§ **SHORT TASK**:
Output every line exactly as written. Leave out pictures.

(Extracted records)
++++++++++

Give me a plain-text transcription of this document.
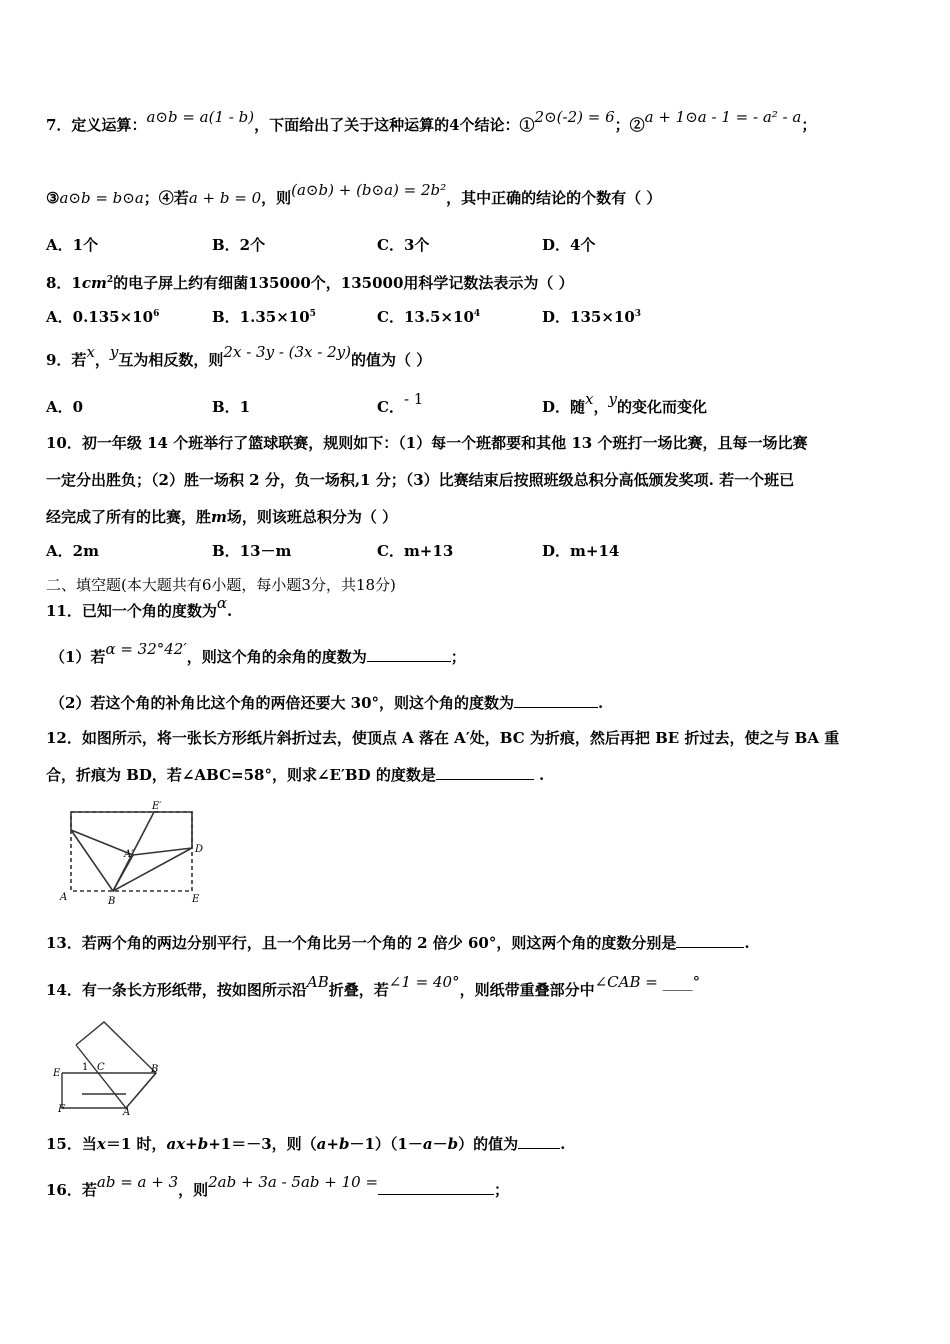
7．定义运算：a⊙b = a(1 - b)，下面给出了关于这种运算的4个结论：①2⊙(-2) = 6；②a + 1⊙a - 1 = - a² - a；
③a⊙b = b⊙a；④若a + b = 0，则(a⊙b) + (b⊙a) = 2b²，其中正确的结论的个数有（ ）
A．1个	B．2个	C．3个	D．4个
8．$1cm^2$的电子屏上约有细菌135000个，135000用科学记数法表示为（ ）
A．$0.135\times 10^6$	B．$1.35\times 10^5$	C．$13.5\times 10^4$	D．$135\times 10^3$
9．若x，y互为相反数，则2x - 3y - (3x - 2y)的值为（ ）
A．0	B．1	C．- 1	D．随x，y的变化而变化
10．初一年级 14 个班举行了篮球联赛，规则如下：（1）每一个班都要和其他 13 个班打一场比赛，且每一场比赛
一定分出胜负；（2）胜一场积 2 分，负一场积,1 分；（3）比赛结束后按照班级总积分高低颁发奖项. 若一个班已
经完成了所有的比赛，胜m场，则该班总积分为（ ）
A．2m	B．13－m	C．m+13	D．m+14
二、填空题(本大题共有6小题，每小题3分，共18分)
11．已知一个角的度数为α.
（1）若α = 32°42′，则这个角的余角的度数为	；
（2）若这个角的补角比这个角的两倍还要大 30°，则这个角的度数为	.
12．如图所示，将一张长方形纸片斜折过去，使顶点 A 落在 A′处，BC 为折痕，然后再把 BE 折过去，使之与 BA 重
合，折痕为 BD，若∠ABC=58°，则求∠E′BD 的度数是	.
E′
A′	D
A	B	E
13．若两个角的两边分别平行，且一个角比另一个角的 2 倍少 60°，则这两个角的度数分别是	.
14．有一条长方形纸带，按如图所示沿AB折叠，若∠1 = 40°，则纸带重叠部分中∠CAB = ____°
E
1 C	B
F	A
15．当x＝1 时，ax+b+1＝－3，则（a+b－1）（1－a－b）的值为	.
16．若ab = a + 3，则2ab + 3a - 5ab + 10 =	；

++++++++++

§ **WRITTEN RESPONSE**:
Give me a plain-text transcription of this document.
7．定义运算：a⊙b = a(1 - b)，下面给出了关于这种运算的4个结论：①2⊙(-2) = 6；②a + 1⊙a - 1 = - a² - a；
③a⊙b = b⊙a；④若a + b = 0，则(a⊙b) + (b⊙a) = 2b²，其中正确的结论的个数有（ ）
A．1个	B．2个	C．3个	D．4个
8．$1cm^2$的电子屏上约有细菌135000个，135000用科学记数法表示为（ ）
A．$0.135\times 10^6$	B．$1.35\times 10^5$	C．$13.5\times 10^4$	D．$135\times 10^3$
9．若x，y互为相反数，则2x - 3y - (3x - 2y)的值为（ ）
A．0	B．1	C．- 1	D．随x，y的变化而变化
10．初一年级 14 个班举行了篮球联赛，规则如下：（1）每一个班都要和其他 13 个班打一场比赛，且每一场比赛
一定分出胜负；（2）胜一场积 2 分，负一场积,1 分；（3）比赛结束后按照班级总积分高低颁发奖项. 若一个班已
经完成了所有的比赛，胜m场，则该班总积分为（ ）
A．2m	B．13－m	C．m+13	D．m+14
二、填空题(本大题共有6小题，每小题3分，共18分)
11．已知一个角的度数为α.
（1）若α = 32°42′，则这个角的余角的度数为	；
（2）若这个角的补角比这个角的两倍还要大 30°，则这个角的度数为	.
12．如图所示，将一张长方形纸片斜折过去，使顶点 A 落在 A′处，BC 为折痕，然后再把 BE 折过去，使之与 BA 重
合，折痕为 BD，若∠ABC=58°，则求∠E′BD 的度数是	.
E′
A′	D
A	B	E
13．若两个角的两边分别平行，且一个角比另一个角的 2 倍少 60°，则这两个角的度数分别是	.
14．有一条长方形纸带，按如图所示沿AB折叠，若∠1 = 40°，则纸带重叠部分中∠CAB = ____°
E
1 C	B
F	A
15．当x＝1 时，ax+b+1＝－3，则（a+b－1）（1－a－b）的值为	.
16．若ab = a + 3，则2ab + 3a - 5ab + 10 =	；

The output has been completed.